▶ **WHAT IS REQUIRED**:
Find the lines holding the word "الفزاري" and collect them.

▶ **GIVEN ENTRIES**:
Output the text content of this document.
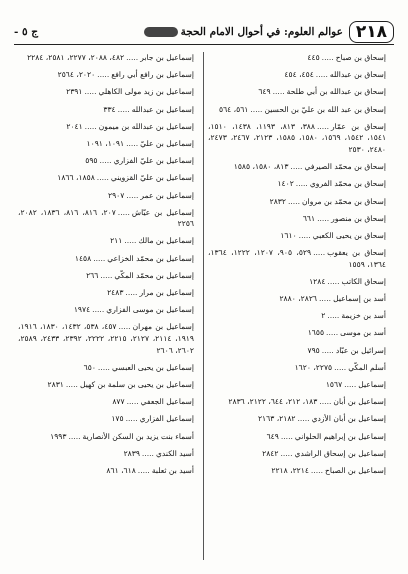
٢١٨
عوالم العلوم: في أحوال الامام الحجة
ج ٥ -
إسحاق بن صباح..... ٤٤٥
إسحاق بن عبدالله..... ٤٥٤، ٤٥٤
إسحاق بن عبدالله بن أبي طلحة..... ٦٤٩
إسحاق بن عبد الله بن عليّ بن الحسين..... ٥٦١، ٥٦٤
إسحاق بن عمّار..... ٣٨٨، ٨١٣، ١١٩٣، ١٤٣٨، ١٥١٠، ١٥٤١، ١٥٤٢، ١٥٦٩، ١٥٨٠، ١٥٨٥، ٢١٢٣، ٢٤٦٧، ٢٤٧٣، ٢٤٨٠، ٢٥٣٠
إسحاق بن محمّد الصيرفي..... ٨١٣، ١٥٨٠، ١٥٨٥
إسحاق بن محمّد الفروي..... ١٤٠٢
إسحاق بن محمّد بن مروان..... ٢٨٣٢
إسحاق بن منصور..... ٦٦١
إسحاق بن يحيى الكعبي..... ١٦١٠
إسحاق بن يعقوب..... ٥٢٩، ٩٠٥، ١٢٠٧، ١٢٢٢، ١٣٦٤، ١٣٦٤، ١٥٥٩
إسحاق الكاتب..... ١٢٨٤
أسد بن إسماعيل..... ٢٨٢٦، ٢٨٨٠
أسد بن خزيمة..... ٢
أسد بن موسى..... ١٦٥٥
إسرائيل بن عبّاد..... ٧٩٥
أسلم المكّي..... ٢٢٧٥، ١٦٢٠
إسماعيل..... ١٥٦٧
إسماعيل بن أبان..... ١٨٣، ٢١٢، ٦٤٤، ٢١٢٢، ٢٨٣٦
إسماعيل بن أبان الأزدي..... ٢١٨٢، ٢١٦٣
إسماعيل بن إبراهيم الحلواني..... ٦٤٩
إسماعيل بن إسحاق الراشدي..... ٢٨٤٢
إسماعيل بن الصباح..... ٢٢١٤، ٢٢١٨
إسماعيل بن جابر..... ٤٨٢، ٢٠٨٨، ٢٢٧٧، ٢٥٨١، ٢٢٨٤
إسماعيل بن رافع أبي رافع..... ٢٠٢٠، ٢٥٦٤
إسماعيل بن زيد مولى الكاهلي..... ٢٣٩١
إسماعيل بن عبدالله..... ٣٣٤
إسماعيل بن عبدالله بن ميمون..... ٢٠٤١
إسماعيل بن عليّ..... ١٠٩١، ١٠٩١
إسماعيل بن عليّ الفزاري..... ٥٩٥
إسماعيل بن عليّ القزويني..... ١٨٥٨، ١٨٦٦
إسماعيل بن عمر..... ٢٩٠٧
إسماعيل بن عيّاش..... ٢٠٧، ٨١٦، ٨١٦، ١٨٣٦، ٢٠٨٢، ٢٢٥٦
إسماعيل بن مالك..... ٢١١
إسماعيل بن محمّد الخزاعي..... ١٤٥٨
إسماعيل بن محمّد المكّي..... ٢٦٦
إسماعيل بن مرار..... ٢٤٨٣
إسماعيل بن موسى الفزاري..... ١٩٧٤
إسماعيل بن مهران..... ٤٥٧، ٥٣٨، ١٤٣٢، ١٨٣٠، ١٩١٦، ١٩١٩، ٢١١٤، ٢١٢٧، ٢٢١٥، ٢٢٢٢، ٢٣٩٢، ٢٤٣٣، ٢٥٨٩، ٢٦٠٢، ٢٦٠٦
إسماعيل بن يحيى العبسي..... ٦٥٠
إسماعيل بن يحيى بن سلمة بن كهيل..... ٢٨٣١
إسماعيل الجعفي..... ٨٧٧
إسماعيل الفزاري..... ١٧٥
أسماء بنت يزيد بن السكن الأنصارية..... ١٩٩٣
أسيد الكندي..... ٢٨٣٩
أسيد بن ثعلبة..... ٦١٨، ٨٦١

--

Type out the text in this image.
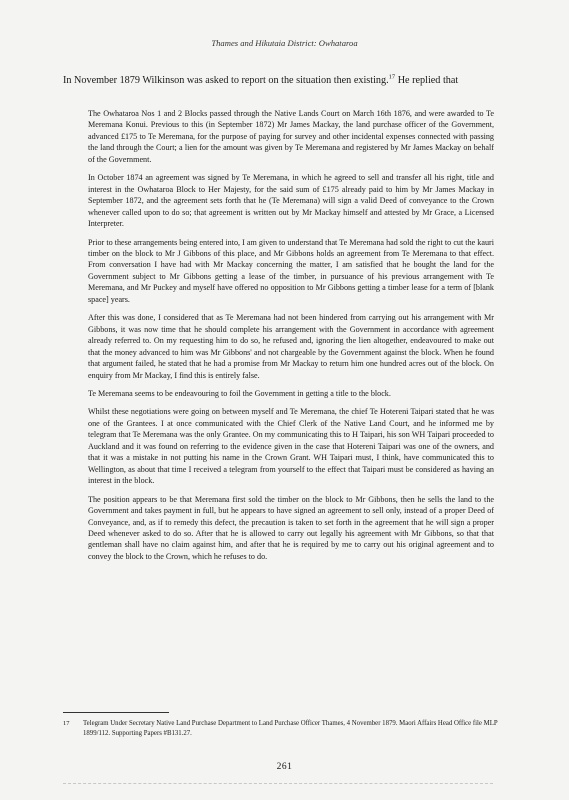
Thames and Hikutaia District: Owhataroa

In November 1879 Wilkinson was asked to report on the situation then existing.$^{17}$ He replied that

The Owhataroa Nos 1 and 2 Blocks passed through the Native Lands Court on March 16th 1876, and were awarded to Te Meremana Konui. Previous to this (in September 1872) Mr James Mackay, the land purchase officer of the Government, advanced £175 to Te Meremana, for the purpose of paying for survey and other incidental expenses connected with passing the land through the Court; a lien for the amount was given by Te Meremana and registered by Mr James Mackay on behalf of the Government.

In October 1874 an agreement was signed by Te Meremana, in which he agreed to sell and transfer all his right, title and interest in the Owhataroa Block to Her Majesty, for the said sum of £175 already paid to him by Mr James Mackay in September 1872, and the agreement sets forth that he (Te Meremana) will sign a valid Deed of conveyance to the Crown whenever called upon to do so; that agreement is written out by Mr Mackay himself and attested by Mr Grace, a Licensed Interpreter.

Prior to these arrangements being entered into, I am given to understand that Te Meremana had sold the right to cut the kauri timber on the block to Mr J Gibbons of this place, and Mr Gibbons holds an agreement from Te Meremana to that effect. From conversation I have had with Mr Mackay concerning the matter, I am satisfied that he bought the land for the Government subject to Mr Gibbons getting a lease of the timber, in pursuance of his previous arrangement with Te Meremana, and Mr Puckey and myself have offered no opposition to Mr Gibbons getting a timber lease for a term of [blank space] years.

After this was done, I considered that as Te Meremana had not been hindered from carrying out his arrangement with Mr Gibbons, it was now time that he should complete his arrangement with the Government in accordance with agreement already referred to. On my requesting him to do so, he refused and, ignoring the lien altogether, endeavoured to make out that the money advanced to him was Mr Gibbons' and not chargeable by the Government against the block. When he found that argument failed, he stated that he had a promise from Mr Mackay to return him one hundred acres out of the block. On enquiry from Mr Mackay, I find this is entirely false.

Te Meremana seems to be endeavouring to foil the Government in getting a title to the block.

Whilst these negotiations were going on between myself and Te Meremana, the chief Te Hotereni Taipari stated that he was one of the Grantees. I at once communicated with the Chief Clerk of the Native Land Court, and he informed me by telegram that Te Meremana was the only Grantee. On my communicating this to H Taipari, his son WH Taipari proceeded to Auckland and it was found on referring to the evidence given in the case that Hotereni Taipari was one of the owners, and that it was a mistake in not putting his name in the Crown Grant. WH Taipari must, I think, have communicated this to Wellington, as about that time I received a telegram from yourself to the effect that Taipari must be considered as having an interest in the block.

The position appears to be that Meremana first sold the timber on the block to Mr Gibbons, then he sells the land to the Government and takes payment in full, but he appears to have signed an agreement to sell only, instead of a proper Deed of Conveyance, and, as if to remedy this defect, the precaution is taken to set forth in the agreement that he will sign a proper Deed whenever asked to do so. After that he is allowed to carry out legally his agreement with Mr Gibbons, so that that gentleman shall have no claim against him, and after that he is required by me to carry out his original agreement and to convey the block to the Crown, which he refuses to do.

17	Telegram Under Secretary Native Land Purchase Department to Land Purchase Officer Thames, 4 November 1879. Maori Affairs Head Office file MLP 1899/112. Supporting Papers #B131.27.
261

▶ **FULL RESPONSE**:
إسماعيل بن عليّ الفزاري..... ٥٩٥
إسماعيل بن موسى الفزاري..... ١٩٧٤
إسماعيل الفزاري..... ١٧٥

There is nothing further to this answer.